» **The exercise**:
Give back the full listing verbatim, apart from its images.

[start]

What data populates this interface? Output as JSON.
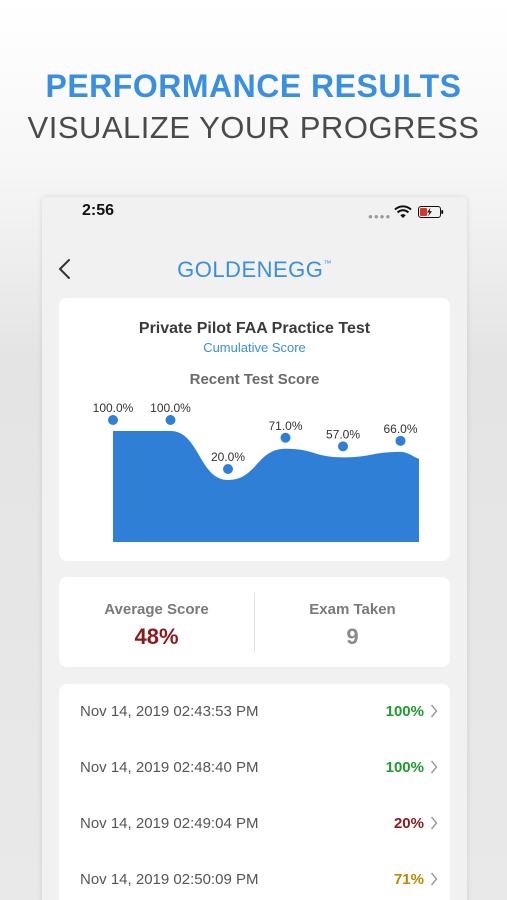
{
  "promo": {
    "headline": "PERFORMANCE RESULTS",
    "subheadline": "VISUALIZE YOUR PROGRESS"
  },
  "status_bar": {
    "time": "2:56",
    "signal": "●●●●",
    "icons": [
      "wifi-icon",
      "battery-charging-icon"
    ]
  },
  "nav": {
    "back_icon": "chevron-left-icon",
    "logo_text": "GOLDENEGG",
    "logo_mark": "™"
  },
  "chart_card": {
    "title": "Private Pilot FAA Practice Test",
    "subtitle": "Cumulative Score"
  },
  "chart_data": {
    "type": "area",
    "title": "Recent Test Score",
    "xlabel": "",
    "ylabel": "",
    "ylim": [
      0,
      100
    ],
    "grid": false,
    "series": [
      {
        "values": [
          100,
          100,
          20,
          71,
          57,
          66
        ],
        "labels": [
          "100.0%",
          "100.0%",
          "20.0%",
          "71.0%",
          "57.0%",
          "66.0%"
        ]
      }
    ],
    "colors": {
      "fill": "#2f7fd6",
      "point": "#2f7fd6",
      "label": "#333333"
    }
  },
  "stats": {
    "average_label": "Average Score",
    "average_value": "48%",
    "exams_label": "Exam Taken",
    "exams_value": "9"
  },
  "results": [
    {
      "date": "Nov 14, 2019 02:43:53 PM",
      "score": "100%",
      "color": "#1e9a2e"
    },
    {
      "date": "Nov 14, 2019 02:48:40 PM",
      "score": "100%",
      "color": "#1e9a2e"
    },
    {
      "date": "Nov 14, 2019 02:49:04 PM",
      "score": "20%",
      "color": "#8b1a1a"
    },
    {
      "date": "Nov 14, 2019 02:50:09 PM",
      "score": "71%",
      "color": "#b38a00"
    }
  ],
  "colors": {
    "accent": "#3a8fde",
    "danger": "#8b1a1a",
    "success": "#1e9a2e",
    "warning": "#b38a00"
  }
}
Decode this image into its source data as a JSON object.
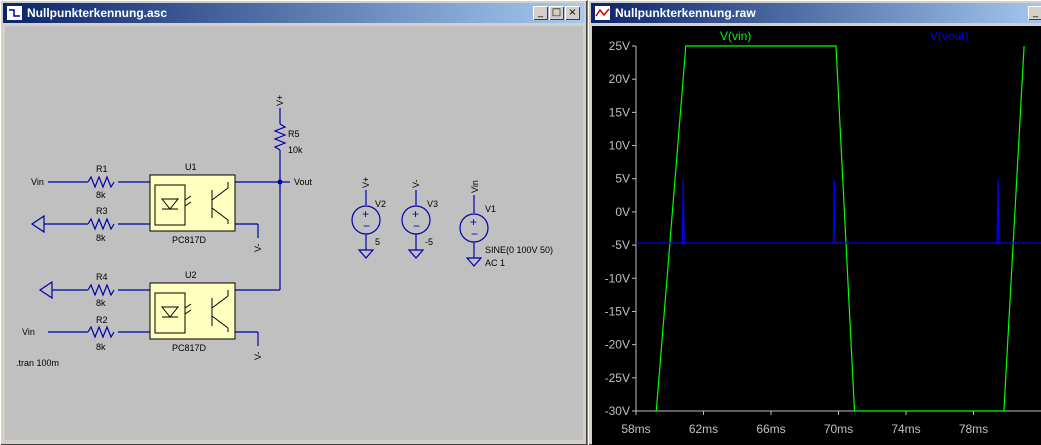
{
  "schematic_window": {
    "title": "Nullpunkterkennung.asc",
    "buttons": {
      "minimize": "_",
      "maximize": "□",
      "close": "×"
    },
    "labels": {
      "vplus_top": "V+",
      "r5": "R5",
      "r5_val": "10k",
      "vout": "Vout",
      "r1": "R1",
      "r1_val": "8k",
      "u1": "U1",
      "vin1": "Vin",
      "r3": "R3",
      "r3_val": "8k",
      "pc817_1": "PC817D",
      "vminus_u1": "V-",
      "r4": "R4",
      "r4_val": "8k",
      "u2": "U2",
      "r2": "R2",
      "r2_val": "8k",
      "vin2": "Vin",
      "pc817_2": "PC817D",
      "vminus_u2": "V-",
      "tran": ".tran 100m",
      "v2_net": "V+",
      "v2": "V2",
      "v2_val": "5",
      "v3_net": "V-",
      "v3": "V3",
      "v3_val": "-5",
      "v1_net": "Vin",
      "v1": "V1",
      "v1_val1": "SINE(0 100V 50)",
      "v1_val2": "AC 1"
    }
  },
  "waveform_window": {
    "title": "Nullpunkterkennung.raw",
    "buttons": {
      "minimize": "_"
    },
    "legend": {
      "vin": "V(vin)",
      "vout": "V(vout)"
    },
    "colors": {
      "vin": "#00ff00",
      "vout": "#0000ff",
      "background": "#000000"
    },
    "y_ticks": [
      "25V",
      "20V",
      "15V",
      "10V",
      "5V",
      "0V",
      "-5V",
      "-10V",
      "-15V",
      "-20V",
      "-25V",
      "-30V"
    ],
    "x_ticks": [
      "58ms",
      "62ms",
      "66ms",
      "70ms",
      "74ms",
      "78ms"
    ]
  },
  "chart_data": {
    "type": "line",
    "xlabel": "",
    "ylabel": "",
    "xlim": [
      58,
      82
    ],
    "ylim": [
      -30,
      25
    ],
    "grid": false,
    "legend": "top",
    "series": [
      {
        "name": "V(vin)",
        "color": "#00ff00",
        "x": [
          59.2,
          60.95,
          69.85,
          70.95,
          79.8,
          81.0
        ],
        "y": [
          -30,
          25,
          25,
          -30,
          -30,
          25
        ]
      },
      {
        "name": "V(vout)",
        "color": "#0000ff",
        "x": [
          58.0,
          60.75,
          60.8,
          60.85,
          61.0,
          69.7,
          69.75,
          69.8,
          69.95,
          79.4,
          79.45,
          79.5,
          82.0
        ],
        "y": [
          -4.7,
          -4.7,
          5.0,
          -4.7,
          -4.7,
          -4.7,
          5.0,
          -4.7,
          -4.7,
          -4.7,
          5.0,
          -4.7,
          -4.7
        ]
      }
    ]
  }
}
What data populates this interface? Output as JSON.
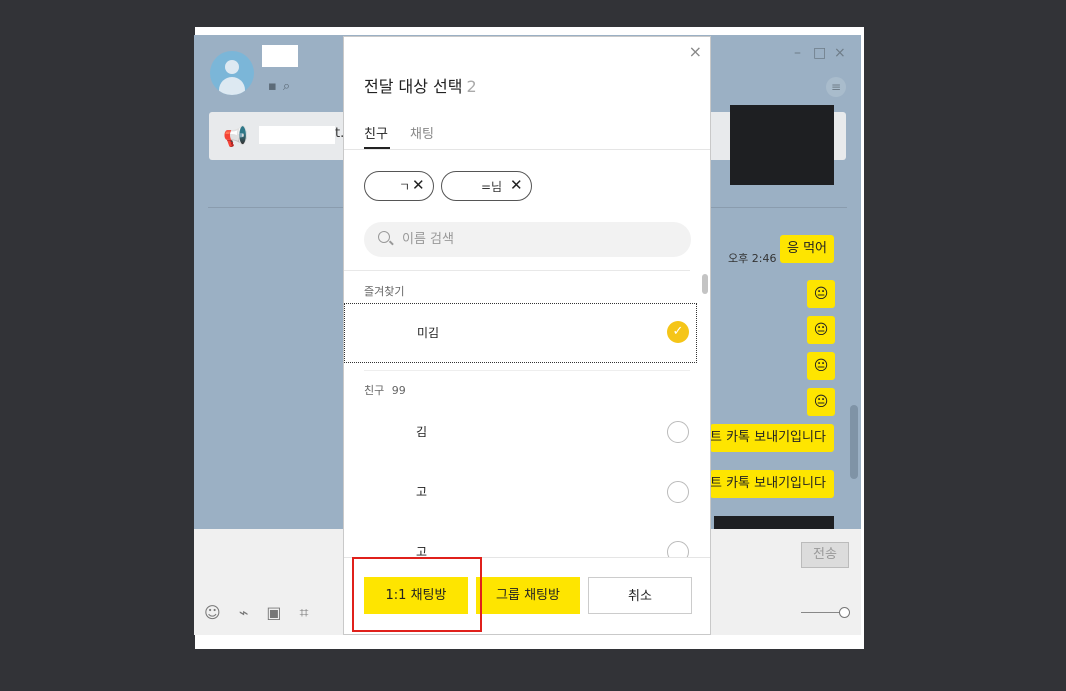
{
  "chat": {
    "notice_text_fragment": "t.",
    "messages": [
      {
        "time": "오후 2:46",
        "text": "응 먹어"
      },
      {
        "emoticon": "😐"
      },
      {
        "emoticon": "😐"
      },
      {
        "emoticon": "😐"
      },
      {
        "emoticon": "😐"
      },
      {
        "text": "트 카톡 보내기입니다"
      },
      {
        "text": "트 카톡 보내기입니다"
      }
    ],
    "send_label": "전송"
  },
  "modal": {
    "title": "전달 대상 선택",
    "selected_count": "2",
    "close_icon": "×",
    "tabs": [
      {
        "label": "친구",
        "active": true
      },
      {
        "label": "채팅",
        "active": false
      }
    ],
    "chips": [
      {
        "label": "ㄱ"
      },
      {
        "label": "=님"
      }
    ],
    "search_placeholder": "이름 검색",
    "favorites_label": "즐겨찾기",
    "favorites": [
      {
        "name": "미김",
        "checked": true
      }
    ],
    "friends_label": "친구",
    "friends_count": "99",
    "friends": [
      {
        "name": "김",
        "checked": false
      },
      {
        "name": "고",
        "checked": false
      },
      {
        "name": "고",
        "checked": false
      }
    ],
    "buttons": {
      "one_to_one": "1:1 채팅방",
      "group": "그룹 채팅방",
      "cancel": "취소"
    }
  },
  "colors": {
    "accent_yellow": "#fee500",
    "check_yellow": "#f5c518",
    "highlight_red": "#e0201b",
    "chat_bg": "#9bb0c4"
  }
}
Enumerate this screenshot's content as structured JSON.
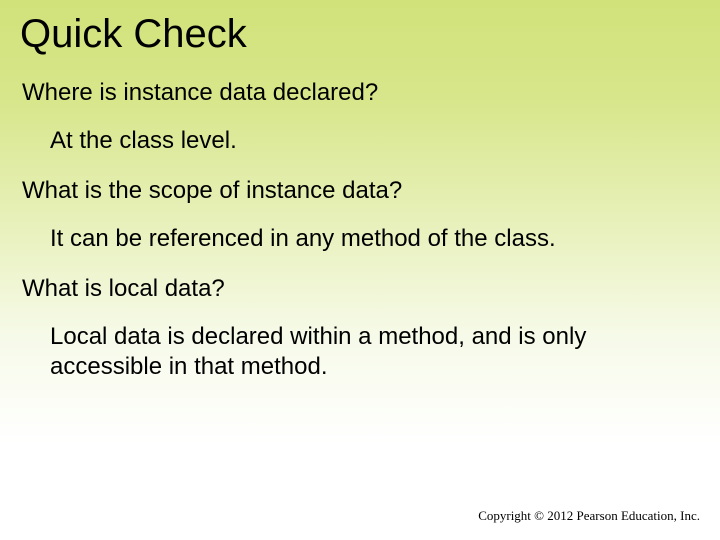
{
  "title": "Quick Check",
  "qa": [
    {
      "question": "Where is instance data declared?",
      "answer": "At the class level."
    },
    {
      "question": "What is the scope of instance data?",
      "answer": "It can be referenced in any method of the class."
    },
    {
      "question": "What is local data?",
      "answer": "Local data is declared within a method, and is only accessible in that method."
    }
  ],
  "copyright": "Copyright © 2012 Pearson Education, Inc."
}
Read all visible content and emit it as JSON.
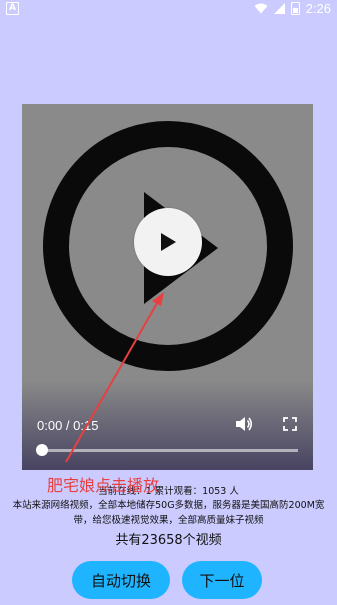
{
  "status_bar": {
    "notification_letter": "A",
    "time": "2:26"
  },
  "player": {
    "time_display": "0:00 / 0:15",
    "progress_fraction": 0.0
  },
  "annotation": {
    "label": "肥宅娘点击播放"
  },
  "info": {
    "stats": "当前在线：1  累计观看：1053 人",
    "description_line1": "本站来源网络视频，全部本地储存50G多数据，服务器是美国高防200M宽",
    "description_line2": "带，给您极速视觉效果，全部高质量妹子视频",
    "total": "共有23658个视频"
  },
  "buttons": {
    "auto_switch": "自动切换",
    "next": "下一位"
  },
  "colors": {
    "background": "#cbcbff",
    "button": "#1fb4ff",
    "annotation": "#e84040"
  }
}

[end]

» **Result of the exercise**:
What data populates this interface? Output as JSON.
{
  "promo": {
    "headline": "PERFORMANCE RESULTS",
    "subheadline": "VISUALIZE YOUR PROGRESS"
  },
  "status_bar": {
    "time": "2:56",
    "signal": "●●●●",
    "icons": [
      "wifi-icon",
      "battery-charging-icon"
    ]
  },
  "nav": {
    "back_icon": "chevron-left-icon",
    "logo_text": "GOLDENEGG",
    "logo_mark": "™"
  },
  "chart_card": {
    "title": "Private Pilot FAA Practice Test",
    "subtitle": "Cumulative Score"
  },
  "chart_data": {
    "type": "area",
    "title": "Recent Test Score",
    "xlabel": "",
    "ylabel": "",
    "ylim": [
      0,
      100
    ],
    "grid": false,
    "series": [
      {
        "values": [
          100,
          100,
          20,
          71,
          57,
          66
        ],
        "labels": [
          "100.0%",
          "100.0%",
          "20.0%",
          "71.0%",
          "57.0%",
          "66.0%"
        ]
      }
    ],
    "colors": {
      "fill": "#2f7fd6",
      "point": "#2f7fd6",
      "label": "#333333"
    }
  },
  "stats": {
    "average_label": "Average Score",
    "average_value": "48%",
    "exams_label": "Exam Taken",
    "exams_value": "9"
  },
  "results": [
    {
      "date": "Nov 14, 2019 02:43:53 PM",
      "score": "100%",
      "color": "#1e9a2e"
    },
    {
      "date": "Nov 14, 2019 02:48:40 PM",
      "score": "100%",
      "color": "#1e9a2e"
    },
    {
      "date": "Nov 14, 2019 02:49:04 PM",
      "score": "20%",
      "color": "#8b1a1a"
    },
    {
      "date": "Nov 14, 2019 02:50:09 PM",
      "score": "71%",
      "color": "#b38a00"
    }
  ],
  "colors": {
    "accent": "#3a8fde",
    "danger": "#8b1a1a",
    "success": "#1e9a2e",
    "warning": "#b38a00"
  }
}
Decode this image into its source data as a JSON object.
{
  "schematic_window": {
    "title": "Nullpunkterkennung.asc",
    "buttons": {
      "minimize": "_",
      "maximize": "□",
      "close": "×"
    },
    "labels": {
      "vplus_top": "V+",
      "r5": "R5",
      "r5_val": "10k",
      "vout": "Vout",
      "r1": "R1",
      "r1_val": "8k",
      "u1": "U1",
      "vin1": "Vin",
      "r3": "R3",
      "r3_val": "8k",
      "pc817_1": "PC817D",
      "vminus_u1": "V-",
      "r4": "R4",
      "r4_val": "8k",
      "u2": "U2",
      "r2": "R2",
      "r2_val": "8k",
      "vin2": "Vin",
      "pc817_2": "PC817D",
      "vminus_u2": "V-",
      "tran": ".tran 100m",
      "v2_net": "V+",
      "v2": "V2",
      "v2_val": "5",
      "v3_net": "V-",
      "v3": "V3",
      "v3_val": "-5",
      "v1_net": "Vin",
      "v1": "V1",
      "v1_val1": "SINE(0 100V 50)",
      "v1_val2": "AC 1"
    }
  },
  "waveform_window": {
    "title": "Nullpunkterkennung.raw",
    "buttons": {
      "minimize": "_"
    },
    "legend": {
      "vin": "V(vin)",
      "vout": "V(vout)"
    },
    "colors": {
      "vin": "#00ff00",
      "vout": "#0000ff",
      "background": "#000000"
    },
    "y_ticks": [
      "25V",
      "20V",
      "15V",
      "10V",
      "5V",
      "0V",
      "-5V",
      "-10V",
      "-15V",
      "-20V",
      "-25V",
      "-30V"
    ],
    "x_ticks": [
      "58ms",
      "62ms",
      "66ms",
      "70ms",
      "74ms",
      "78ms"
    ]
  },
  "chart_data": {
    "type": "line",
    "xlabel": "",
    "ylabel": "",
    "xlim": [
      58,
      82
    ],
    "ylim": [
      -30,
      25
    ],
    "grid": false,
    "legend": "top",
    "series": [
      {
        "name": "V(vin)",
        "color": "#00ff00",
        "x": [
          59.2,
          60.95,
          69.85,
          70.95,
          79.8,
          81.0
        ],
        "y": [
          -30,
          25,
          25,
          -30,
          -30,
          25
        ]
      },
      {
        "name": "V(vout)",
        "color": "#0000ff",
        "x": [
          58.0,
          60.75,
          60.8,
          60.85,
          61.0,
          69.7,
          69.75,
          69.8,
          69.95,
          79.4,
          79.45,
          79.5,
          82.0
        ],
        "y": [
          -4.7,
          -4.7,
          5.0,
          -4.7,
          -4.7,
          -4.7,
          5.0,
          -4.7,
          -4.7,
          -4.7,
          5.0,
          -4.7,
          -4.7
        ]
      }
    ]
  }
}
What data populates this interface? Output as JSON.
{
  "chat": {
    "notice_text_fragment": "t.",
    "messages": [
      {
        "time": "오후 2:46",
        "text": "응 먹어"
      },
      {
        "emoticon": "😐"
      },
      {
        "emoticon": "😐"
      },
      {
        "emoticon": "😐"
      },
      {
        "emoticon": "😐"
      },
      {
        "text": "트 카톡 보내기입니다"
      },
      {
        "text": "트 카톡 보내기입니다"
      }
    ],
    "send_label": "전송"
  },
  "modal": {
    "title": "전달 대상 선택",
    "selected_count": "2",
    "close_icon": "×",
    "tabs": [
      {
        "label": "친구",
        "active": true
      },
      {
        "label": "채팅",
        "active": false
      }
    ],
    "chips": [
      {
        "label": "ㄱ"
      },
      {
        "label": "=님"
      }
    ],
    "search_placeholder": "이름 검색",
    "favorites_label": "즐겨찾기",
    "favorites": [
      {
        "name": "미김",
        "checked": true
      }
    ],
    "friends_label": "친구",
    "friends_count": "99",
    "friends": [
      {
        "name": "김",
        "checked": false
      },
      {
        "name": "고",
        "checked": false
      },
      {
        "name": "고",
        "checked": false
      }
    ],
    "buttons": {
      "one_to_one": "1:1 채팅방",
      "group": "그룹 채팅방",
      "cancel": "취소"
    }
  },
  "colors": {
    "accent_yellow": "#fee500",
    "check_yellow": "#f5c518",
    "highlight_red": "#e0201b",
    "chat_bg": "#9bb0c4"
  }
}
Enumerate this screenshot's content as structured JSON.
{
  "title": "Quick Check",
  "qa": [
    {
      "question": "Where is instance data declared?",
      "answer": "At the class level."
    },
    {
      "question": "What is the scope of instance data?",
      "answer": "It can be referenced in any method of the class."
    },
    {
      "question": "What is local data?",
      "answer": "Local data is declared within a method, and is only accessible in that method."
    }
  ],
  "copyright": "Copyright © 2012 Pearson Education, Inc."
}
Read all visible content and emit it as JSON.
{
  "status_bar": {
    "notification_letter": "A",
    "time": "2:26"
  },
  "player": {
    "time_display": "0:00 / 0:15",
    "progress_fraction": 0.0
  },
  "annotation": {
    "label": "肥宅娘点击播放"
  },
  "info": {
    "stats": "当前在线：1  累计观看：1053 人",
    "description_line1": "本站来源网络视频，全部本地储存50G多数据，服务器是美国高防200M宽",
    "description_line2": "带，给您极速视觉效果，全部高质量妹子视频",
    "total": "共有23658个视频"
  },
  "buttons": {
    "auto_switch": "自动切换",
    "next": "下一位"
  },
  "colors": {
    "background": "#cbcbff",
    "button": "#1fb4ff",
    "annotation": "#e84040"
  }
}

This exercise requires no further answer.